• [Your objective]:
Return exactly the lines from the "Enumerate this screenshot's" line through the last line of the entries below. Include no pictures.
--- Available data ---
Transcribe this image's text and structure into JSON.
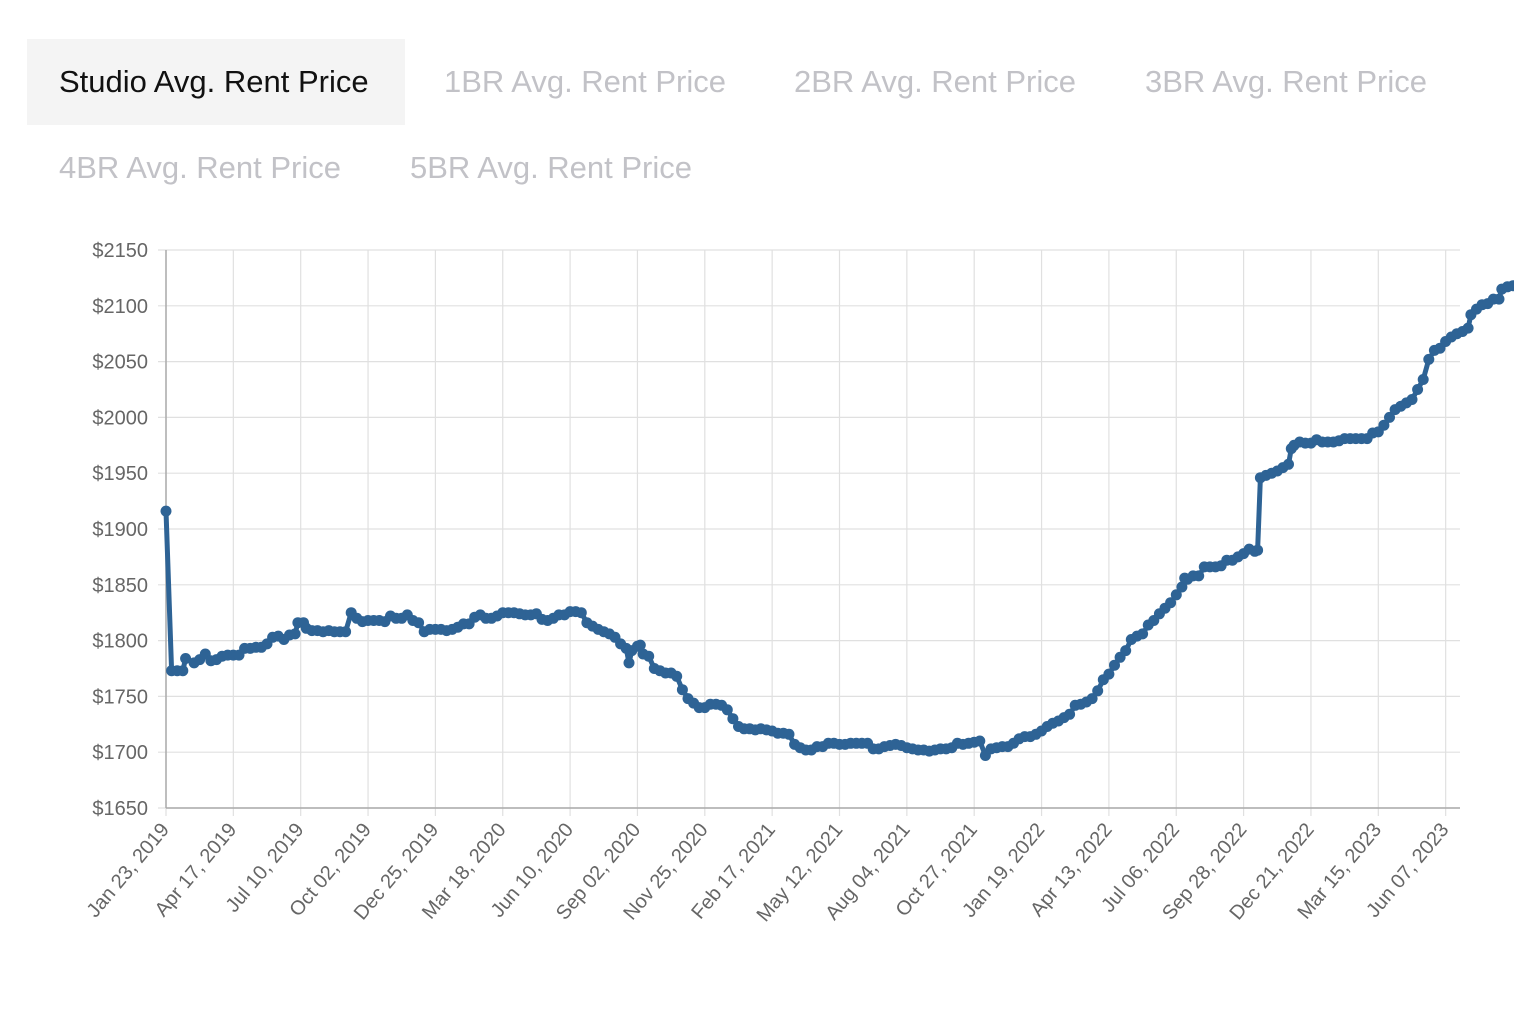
{
  "tabs": [
    {
      "label": "Studio Avg. Rent Price",
      "active": true
    },
    {
      "label": "1BR Avg. Rent Price",
      "active": false
    },
    {
      "label": "2BR Avg. Rent Price",
      "active": false
    },
    {
      "label": "3BR Avg. Rent Price",
      "active": false
    },
    {
      "label": "4BR Avg. Rent Price",
      "active": false
    },
    {
      "label": "5BR Avg. Rent Price",
      "active": false
    }
  ],
  "colors": {
    "series": "#2e6395",
    "grid": "#e0e0e0",
    "axis": "#aaaaaa",
    "tick_text": "#666666"
  },
  "chart_data": {
    "type": "line",
    "title": "",
    "xlabel": "",
    "ylabel": "",
    "y_tick_labels": [
      "$1650",
      "$1700",
      "$1750",
      "$1800",
      "$1850",
      "$1900",
      "$1950",
      "$2000",
      "$2050",
      "$2100",
      "$2150"
    ],
    "y_ticks": [
      1650,
      1700,
      1750,
      1800,
      1850,
      1900,
      1950,
      2000,
      2050,
      2100,
      2150
    ],
    "ylim": [
      1650,
      2150
    ],
    "x_tick_labels": [
      "Jan 23, 2019",
      "Apr 17, 2019",
      "Jul 10, 2019",
      "Oct 02, 2019",
      "Dec 25, 2019",
      "Mar 18, 2020",
      "Jun 10, 2020",
      "Sep 02, 2020",
      "Nov 25, 2020",
      "Feb 17, 2021",
      "May 12, 2021",
      "Aug 04, 2021",
      "Oct 27, 2021",
      "Jan 19, 2022",
      "Apr 13, 2022",
      "Jul 06, 2022",
      "Sep 28, 2022",
      "Dec 21, 2022",
      "Mar 15, 2023",
      "Jun 07, 2023"
    ],
    "x_unit": "weeks since Jan 23, 2019",
    "xlim": [
      0,
      232
    ],
    "series": [
      {
        "name": "Studio Avg. Rent Price",
        "points": [
          [
            0,
            1916
          ],
          [
            1,
            1773
          ],
          [
            2,
            1773
          ],
          [
            3,
            1773
          ],
          [
            3.5,
            1784
          ],
          [
            5,
            1780
          ],
          [
            6,
            1783
          ],
          [
            7,
            1788
          ],
          [
            8,
            1782
          ],
          [
            9,
            1783
          ],
          [
            10,
            1786
          ],
          [
            11,
            1787
          ],
          [
            12,
            1787
          ],
          [
            13,
            1787
          ],
          [
            14,
            1793
          ],
          [
            15,
            1793
          ],
          [
            16,
            1794
          ],
          [
            17,
            1794
          ],
          [
            18,
            1797
          ],
          [
            19,
            1803
          ],
          [
            20,
            1804
          ],
          [
            21,
            1801
          ],
          [
            22,
            1805
          ],
          [
            23,
            1806
          ],
          [
            23.5,
            1816
          ],
          [
            24.5,
            1816
          ],
          [
            25,
            1811
          ],
          [
            26,
            1809
          ],
          [
            27,
            1809
          ],
          [
            28,
            1808
          ],
          [
            29,
            1809
          ],
          [
            30,
            1808
          ],
          [
            31,
            1808
          ],
          [
            32,
            1808
          ],
          [
            33,
            1825
          ],
          [
            34,
            1820
          ],
          [
            35,
            1817
          ],
          [
            36,
            1818
          ],
          [
            37,
            1818
          ],
          [
            38,
            1818
          ],
          [
            39,
            1817
          ],
          [
            40,
            1822
          ],
          [
            41,
            1820
          ],
          [
            42,
            1820
          ],
          [
            43,
            1823
          ],
          [
            44,
            1818
          ],
          [
            45,
            1816
          ],
          [
            46,
            1808
          ],
          [
            47,
            1810
          ],
          [
            48,
            1810
          ],
          [
            49,
            1810
          ],
          [
            50,
            1809
          ],
          [
            51,
            1810
          ],
          [
            52,
            1812
          ],
          [
            53,
            1815
          ],
          [
            54,
            1815
          ],
          [
            55,
            1821
          ],
          [
            56,
            1823
          ],
          [
            57,
            1820
          ],
          [
            58,
            1820
          ],
          [
            59,
            1822
          ],
          [
            60,
            1825
          ],
          [
            61,
            1825
          ],
          [
            62,
            1825
          ],
          [
            63,
            1824
          ],
          [
            64,
            1823
          ],
          [
            65,
            1823
          ],
          [
            66,
            1824
          ],
          [
            67,
            1819
          ],
          [
            68,
            1818
          ],
          [
            69,
            1820
          ],
          [
            70,
            1823
          ],
          [
            71,
            1823
          ],
          [
            72,
            1826
          ],
          [
            73,
            1826
          ],
          [
            74,
            1825
          ],
          [
            75,
            1816
          ],
          [
            76,
            1813
          ],
          [
            77,
            1810
          ],
          [
            78,
            1808
          ],
          [
            79,
            1806
          ],
          [
            80,
            1803
          ],
          [
            81,
            1797
          ],
          [
            82,
            1793
          ],
          [
            82.5,
            1780
          ],
          [
            83,
            1791
          ],
          [
            84,
            1795
          ],
          [
            84.5,
            1796
          ],
          [
            85,
            1788
          ],
          [
            86,
            1786
          ],
          [
            87,
            1775
          ],
          [
            88,
            1773
          ],
          [
            89,
            1771
          ],
          [
            90,
            1771
          ],
          [
            91,
            1768
          ],
          [
            92,
            1756
          ],
          [
            93,
            1748
          ],
          [
            94,
            1744
          ],
          [
            95,
            1740
          ],
          [
            96,
            1740
          ],
          [
            97,
            1743
          ],
          [
            98,
            1743
          ],
          [
            99,
            1742
          ],
          [
            100,
            1738
          ],
          [
            101,
            1730
          ],
          [
            102,
            1723
          ],
          [
            103,
            1721
          ],
          [
            104,
            1721
          ],
          [
            105,
            1720
          ],
          [
            106,
            1721
          ],
          [
            107,
            1720
          ],
          [
            108,
            1719
          ],
          [
            109,
            1717
          ],
          [
            110,
            1717
          ],
          [
            111,
            1716
          ],
          [
            112,
            1707
          ],
          [
            113,
            1704
          ],
          [
            114,
            1702
          ],
          [
            115,
            1702
          ],
          [
            116,
            1705
          ],
          [
            117,
            1705
          ],
          [
            118,
            1708
          ],
          [
            119,
            1708
          ],
          [
            120,
            1707
          ],
          [
            121,
            1707
          ],
          [
            122,
            1708
          ],
          [
            123,
            1708
          ],
          [
            124,
            1708
          ],
          [
            125,
            1708
          ],
          [
            126,
            1703
          ],
          [
            127,
            1703
          ],
          [
            128,
            1705
          ],
          [
            129,
            1706
          ],
          [
            130,
            1707
          ],
          [
            131,
            1706
          ],
          [
            132,
            1704
          ],
          [
            133,
            1703
          ],
          [
            134,
            1702
          ],
          [
            135,
            1702
          ],
          [
            136,
            1701
          ],
          [
            137,
            1702
          ],
          [
            138,
            1703
          ],
          [
            139,
            1703
          ],
          [
            140,
            1704
          ],
          [
            141,
            1708
          ],
          [
            142,
            1707
          ],
          [
            143,
            1708
          ],
          [
            144,
            1709
          ],
          [
            145,
            1710
          ],
          [
            146,
            1697
          ],
          [
            147,
            1703
          ],
          [
            148,
            1704
          ],
          [
            149,
            1705
          ],
          [
            150,
            1705
          ],
          [
            151,
            1708
          ],
          [
            152,
            1712
          ],
          [
            153,
            1714
          ],
          [
            154,
            1714
          ],
          [
            155,
            1716
          ],
          [
            156,
            1719
          ],
          [
            157,
            1723
          ],
          [
            158,
            1726
          ],
          [
            159,
            1728
          ],
          [
            160,
            1731
          ],
          [
            161,
            1734
          ],
          [
            162,
            1742
          ],
          [
            163,
            1743
          ],
          [
            164,
            1745
          ],
          [
            165,
            1748
          ],
          [
            166,
            1755
          ],
          [
            167,
            1765
          ],
          [
            168,
            1770
          ],
          [
            169,
            1778
          ],
          [
            170,
            1785
          ],
          [
            171,
            1791
          ],
          [
            172,
            1801
          ],
          [
            173,
            1804
          ],
          [
            174,
            1806
          ],
          [
            175,
            1814
          ],
          [
            176,
            1818
          ],
          [
            177,
            1824
          ],
          [
            178,
            1829
          ],
          [
            179,
            1834
          ],
          [
            180,
            1841
          ],
          [
            181,
            1848
          ],
          [
            181.5,
            1856
          ],
          [
            182,
            1855
          ],
          [
            183,
            1858
          ],
          [
            184,
            1858
          ],
          [
            185,
            1866
          ],
          [
            186,
            1866
          ],
          [
            187,
            1866
          ],
          [
            188,
            1867
          ],
          [
            189,
            1872
          ],
          [
            190,
            1872
          ],
          [
            191,
            1875
          ],
          [
            192,
            1878
          ],
          [
            193,
            1882
          ],
          [
            194,
            1880
          ],
          [
            194.5,
            1881
          ],
          [
            195,
            1946
          ],
          [
            196,
            1948
          ],
          [
            197,
            1950
          ],
          [
            198,
            1952
          ],
          [
            199,
            1955
          ],
          [
            200,
            1958
          ],
          [
            200.5,
            1972
          ],
          [
            201,
            1975
          ],
          [
            202,
            1978
          ],
          [
            203,
            1977
          ],
          [
            204,
            1977
          ],
          [
            205,
            1980
          ],
          [
            206,
            1978
          ],
          [
            207,
            1978
          ],
          [
            208,
            1978
          ],
          [
            209,
            1979
          ],
          [
            210,
            1981
          ],
          [
            211,
            1981
          ],
          [
            212,
            1981
          ],
          [
            213,
            1981
          ],
          [
            214,
            1981
          ],
          [
            215,
            1986
          ],
          [
            216,
            1987
          ],
          [
            217,
            1993
          ],
          [
            218,
            2000
          ],
          [
            219,
            2007
          ],
          [
            220,
            2010
          ],
          [
            221,
            2013
          ],
          [
            222,
            2016
          ],
          [
            223,
            2025
          ],
          [
            224,
            2034
          ],
          [
            225,
            2052
          ],
          [
            226,
            2060
          ],
          [
            227,
            2062
          ],
          [
            228,
            2068
          ],
          [
            229,
            2072
          ],
          [
            230,
            2075
          ],
          [
            231,
            2077
          ],
          [
            232,
            2080
          ],
          [
            232.5,
            2092
          ],
          [
            233.5,
            2097
          ],
          [
            234.5,
            2101
          ],
          [
            235.5,
            2102
          ],
          [
            236.5,
            2106
          ],
          [
            237.5,
            2106
          ],
          [
            238,
            2115
          ],
          [
            239,
            2117
          ],
          [
            240,
            2118
          ],
          [
            241,
            2119
          ]
        ]
      }
    ]
  }
}
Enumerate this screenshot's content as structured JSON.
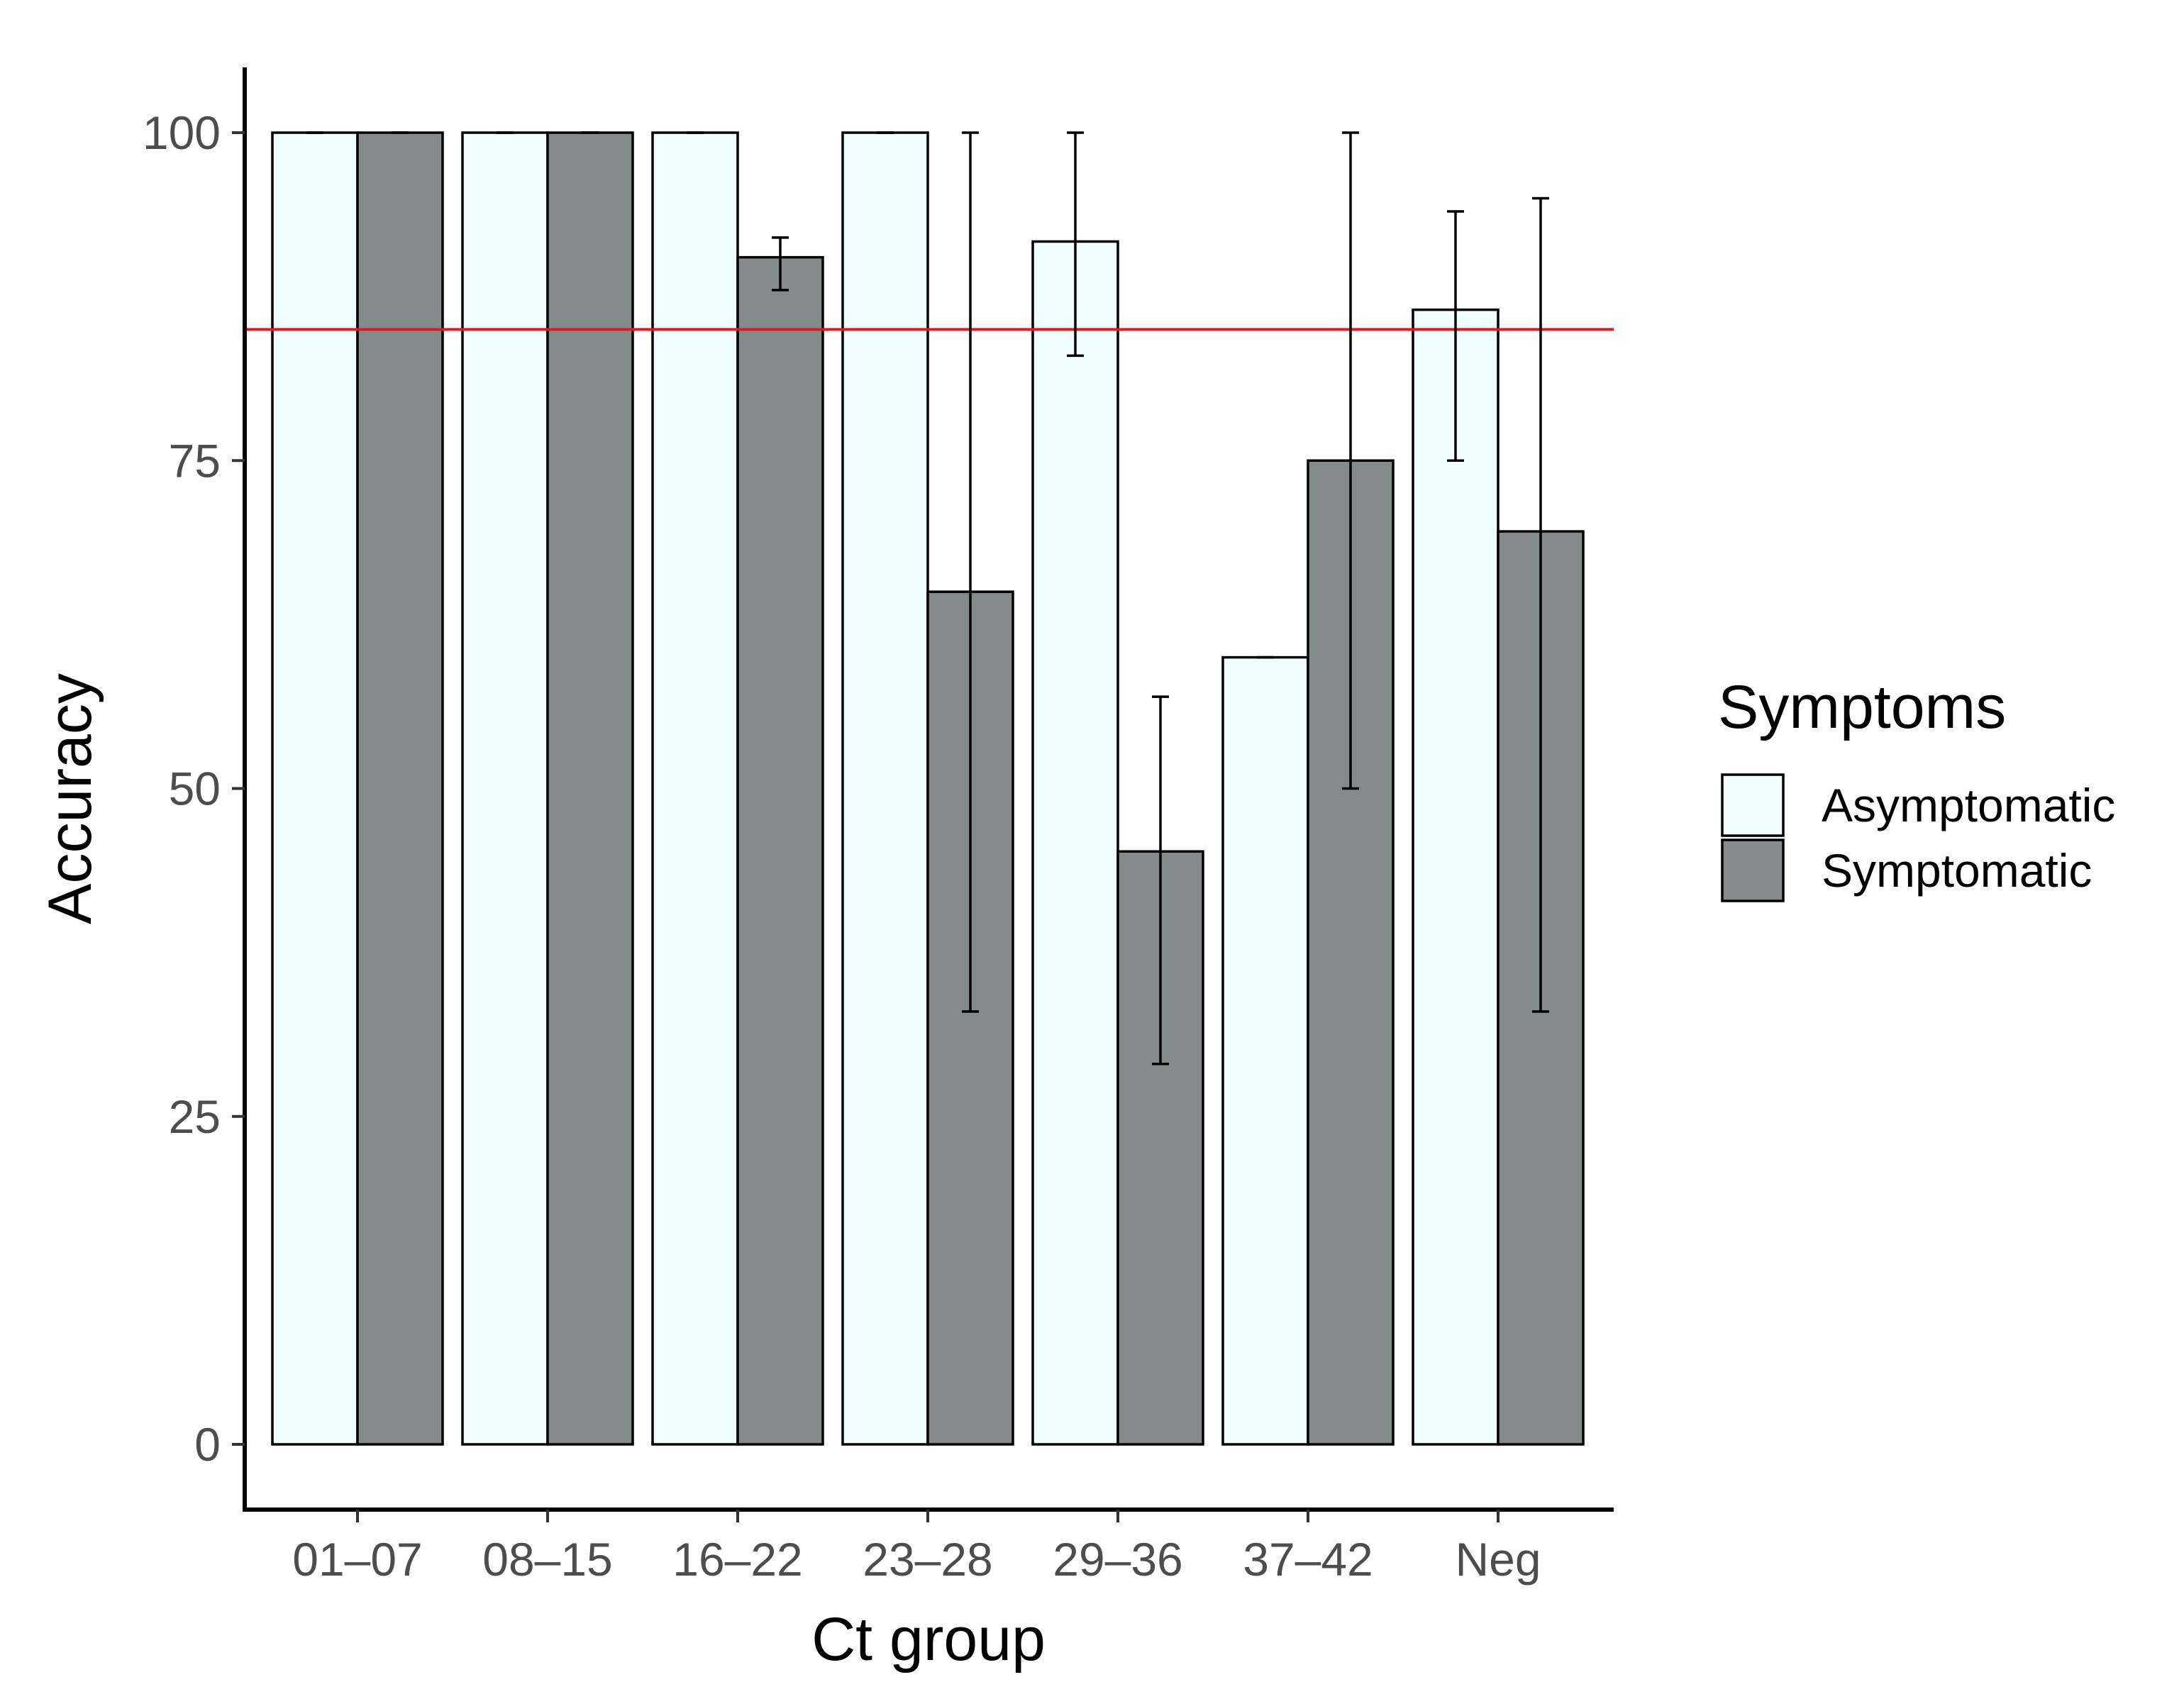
{
  "chart_data": {
    "type": "bar",
    "title": "",
    "xlabel": "Ct group",
    "ylabel": "Accuracy",
    "ylim": [
      -5,
      105
    ],
    "yticks": [
      0,
      25,
      50,
      75,
      100
    ],
    "grid": false,
    "legend_position": "right",
    "legend_title": "Symptoms",
    "categories": [
      "01–07",
      "08–15",
      "16–22",
      "23–28",
      "29–36",
      "37–42",
      "Neg"
    ],
    "series": [
      {
        "name": "Asymptomatic",
        "color": "#F0FFFF",
        "values": [
          100,
          100,
          100,
          100,
          91.7,
          60,
          86.5
        ],
        "error_low": [
          100,
          100,
          100,
          100,
          83,
          60,
          75
        ],
        "error_high": [
          100,
          100,
          100,
          100,
          100,
          60,
          94
        ]
      },
      {
        "name": "Symptomatic",
        "color": "#838B8B",
        "values": [
          100,
          100,
          90.5,
          65,
          45.2,
          75,
          69.6
        ],
        "error_low": [
          100,
          100,
          88,
          33,
          29,
          50,
          33
        ],
        "error_high": [
          100,
          100,
          92,
          100,
          57,
          100,
          95
        ]
      }
    ],
    "reference_line": {
      "y": 85,
      "color": "#E31A1C"
    },
    "bar_outline_color": "#000000"
  }
}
---
• [Complete output]:
Enumerate this screenshot's content as structured JSON.
{
  "chart_data": {
    "type": "bar",
    "title": "",
    "xlabel": "Ct group",
    "ylabel": "Accuracy",
    "ylim": [
      -5,
      105
    ],
    "yticks": [
      0,
      25,
      50,
      75,
      100
    ],
    "grid": false,
    "legend_position": "right",
    "legend_title": "Symptoms",
    "categories": [
      "01–07",
      "08–15",
      "16–22",
      "23–28",
      "29–36",
      "37–42",
      "Neg"
    ],
    "series": [
      {
        "name": "Asymptomatic",
        "color": "#F0FFFF",
        "values": [
          100,
          100,
          100,
          100,
          91.7,
          60,
          86.5
        ],
        "error_low": [
          100,
          100,
          100,
          100,
          83,
          60,
          75
        ],
        "error_high": [
          100,
          100,
          100,
          100,
          100,
          60,
          94
        ]
      },
      {
        "name": "Symptomatic",
        "color": "#838B8B",
        "values": [
          100,
          100,
          90.5,
          65,
          45.2,
          75,
          69.6
        ],
        "error_low": [
          100,
          100,
          88,
          33,
          29,
          50,
          33
        ],
        "error_high": [
          100,
          100,
          92,
          100,
          57,
          100,
          95
        ]
      }
    ],
    "reference_line": {
      "y": 85,
      "color": "#E31A1C"
    },
    "bar_outline_color": "#000000"
  }
}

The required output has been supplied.